- _OBJECTIVE_: Images excluded, repeat each entry below exactly.

[Collected data entries]
>> begin
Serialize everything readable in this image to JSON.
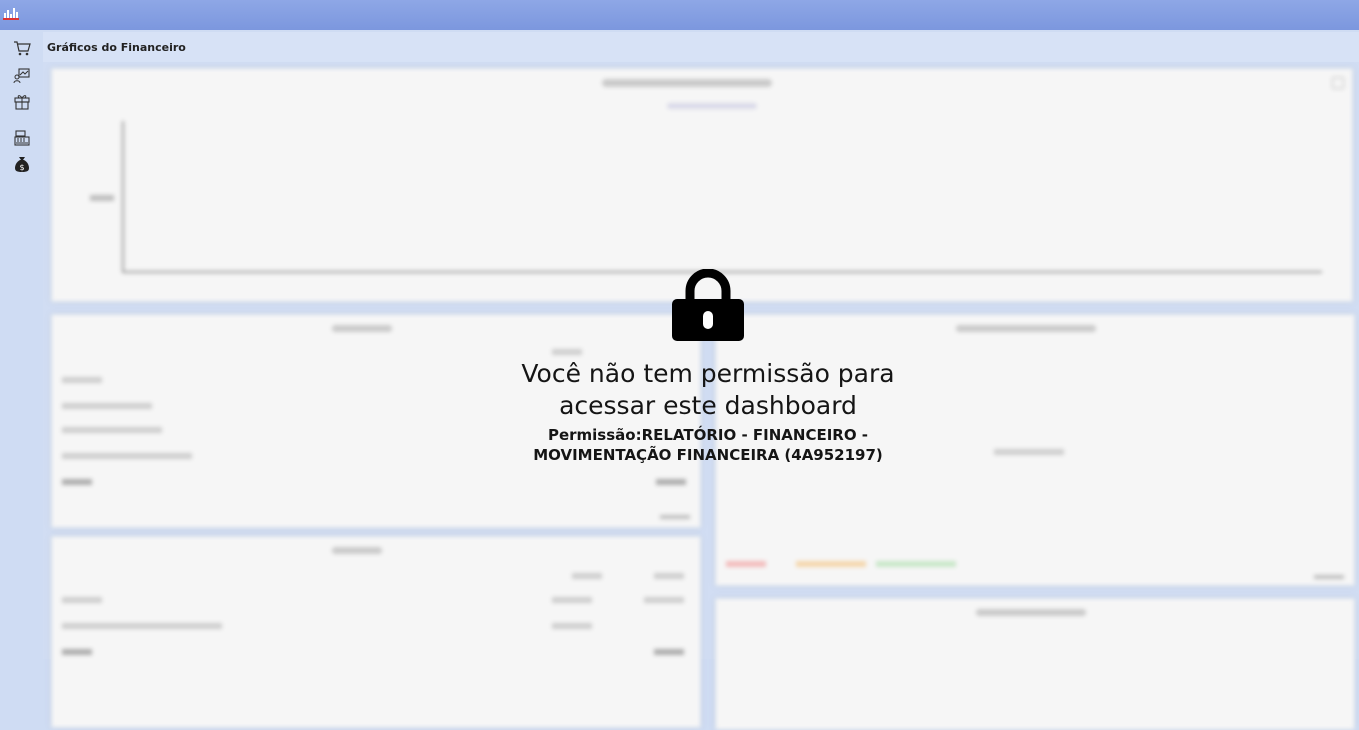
{
  "app": {
    "icon": "chart-icon"
  },
  "sidebar": {
    "items": [
      {
        "icon": "cart-icon"
      },
      {
        "icon": "sales-chart-icon"
      },
      {
        "icon": "gift-box-icon"
      },
      {
        "icon": "cash-register-icon"
      },
      {
        "icon": "money-bag-icon"
      }
    ]
  },
  "page": {
    "title": "Gráficos do Financeiro"
  },
  "lock_message": {
    "icon": "lock-icon",
    "line1": "Você não tem permissão para",
    "line2": "acessar este dashboard",
    "permission_line1": "Permissão:RELATÓRIO - FINANCEIRO -",
    "permission_line2": "MOVIMENTAÇÃO FINANCEIRA (4A952197)"
  }
}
>> end
- _EXERCISE OUTPUT_:
Serialize everything readable in this image to JSON.
{
  "app": {
    "icon": "chart-icon"
  },
  "sidebar": {
    "items": [
      {
        "icon": "cart-icon"
      },
      {
        "icon": "sales-chart-icon"
      },
      {
        "icon": "gift-box-icon"
      },
      {
        "icon": "cash-register-icon"
      },
      {
        "icon": "money-bag-icon"
      }
    ]
  },
  "page": {
    "title": "Gráficos do Financeiro"
  },
  "lock_message": {
    "icon": "lock-icon",
    "line1": "Você não tem permissão para",
    "line2": "acessar este dashboard",
    "permission_line1": "Permissão:RELATÓRIO - FINANCEIRO -",
    "permission_line2": "MOVIMENTAÇÃO FINANCEIRA (4A952197)"
  }
}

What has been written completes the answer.